→ **DATA LINES**
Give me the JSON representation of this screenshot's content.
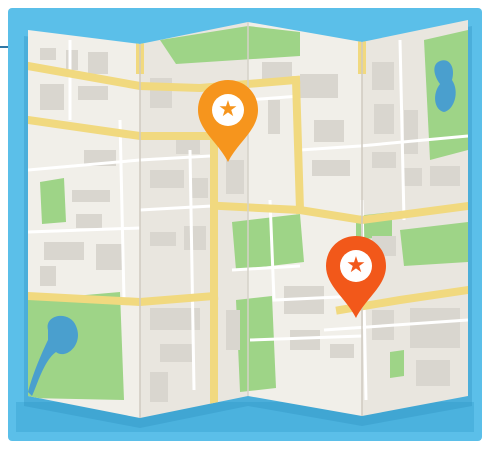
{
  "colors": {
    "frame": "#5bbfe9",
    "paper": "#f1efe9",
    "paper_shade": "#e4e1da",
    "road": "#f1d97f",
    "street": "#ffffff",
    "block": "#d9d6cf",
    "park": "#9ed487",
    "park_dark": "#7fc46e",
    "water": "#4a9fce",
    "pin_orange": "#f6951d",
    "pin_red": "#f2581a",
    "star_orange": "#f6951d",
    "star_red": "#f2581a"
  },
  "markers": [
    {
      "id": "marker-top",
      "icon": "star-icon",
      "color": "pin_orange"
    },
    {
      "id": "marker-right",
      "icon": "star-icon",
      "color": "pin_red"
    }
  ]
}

==

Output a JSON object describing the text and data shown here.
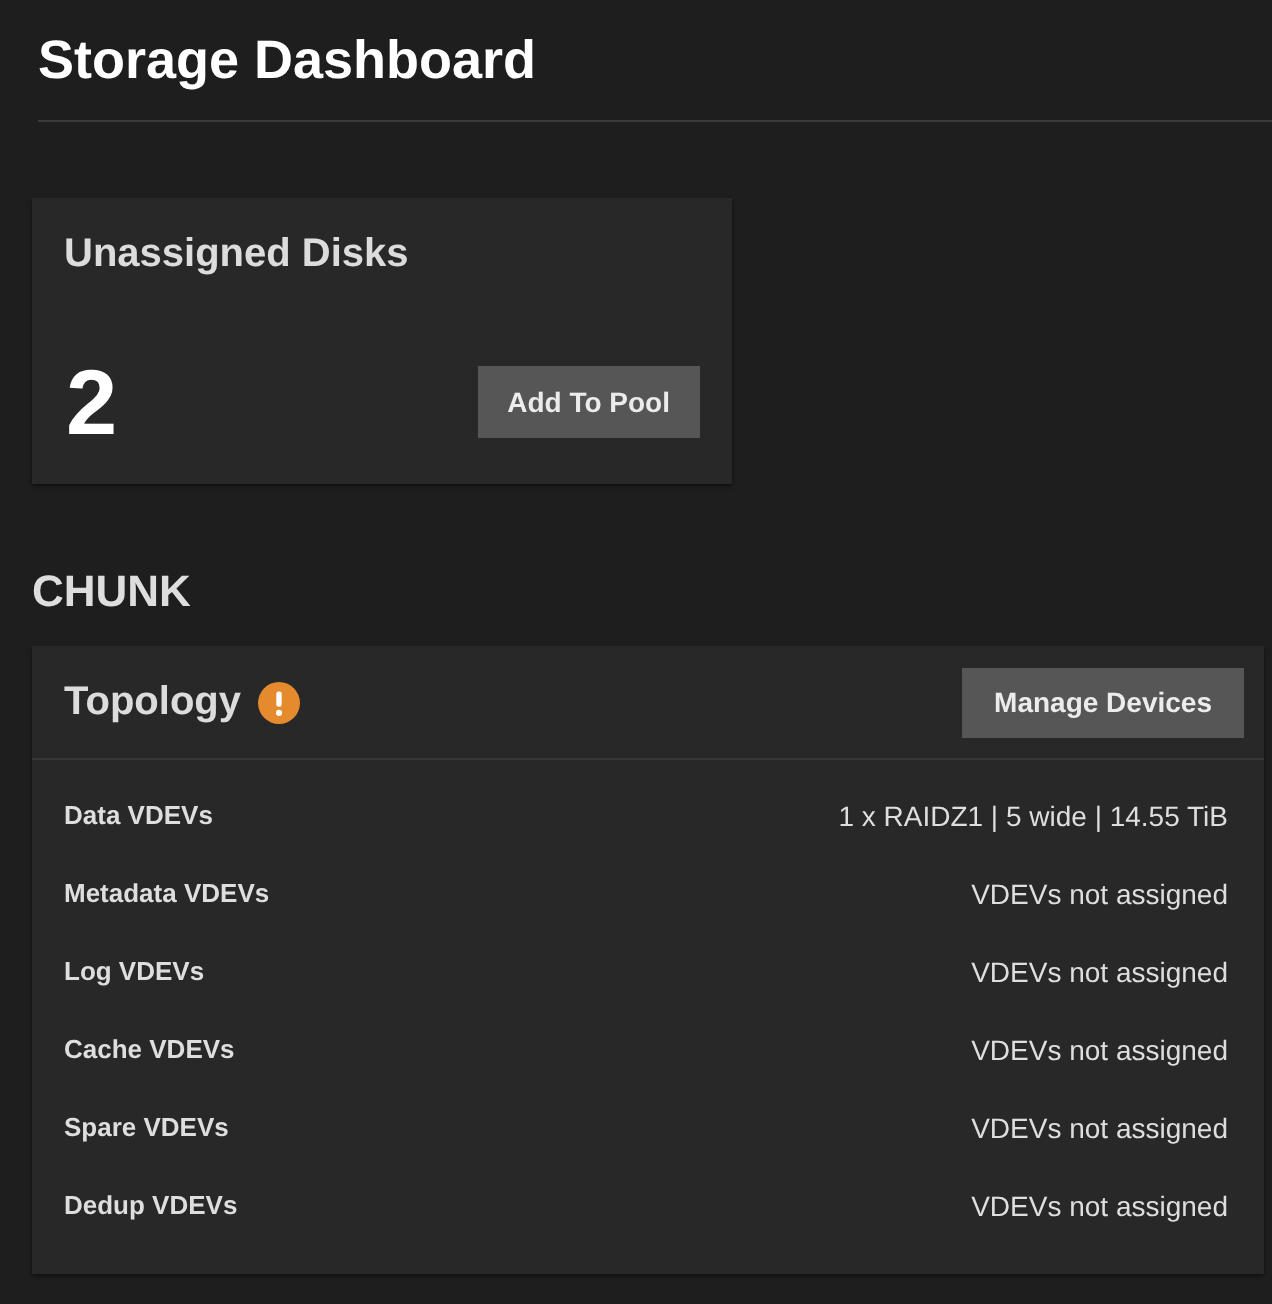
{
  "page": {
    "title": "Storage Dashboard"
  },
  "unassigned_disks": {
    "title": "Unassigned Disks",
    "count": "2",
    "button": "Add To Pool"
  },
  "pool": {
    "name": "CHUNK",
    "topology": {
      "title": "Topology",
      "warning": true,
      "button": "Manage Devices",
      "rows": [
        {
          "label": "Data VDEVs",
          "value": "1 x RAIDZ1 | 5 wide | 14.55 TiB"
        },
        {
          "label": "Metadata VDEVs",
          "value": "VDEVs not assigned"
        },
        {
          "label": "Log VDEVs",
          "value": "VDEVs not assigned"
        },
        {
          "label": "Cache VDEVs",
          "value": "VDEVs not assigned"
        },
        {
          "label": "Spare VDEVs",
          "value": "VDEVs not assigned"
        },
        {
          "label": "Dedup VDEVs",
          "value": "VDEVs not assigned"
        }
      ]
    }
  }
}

→ **TASK DESCRIPTION**
Find every line in the records that contains the word "title"; copy those lines.

→ **SOLUTION**
    "title": "Storage Dashboard"
    "title": "Unassigned Disks",
      "title": "Topology",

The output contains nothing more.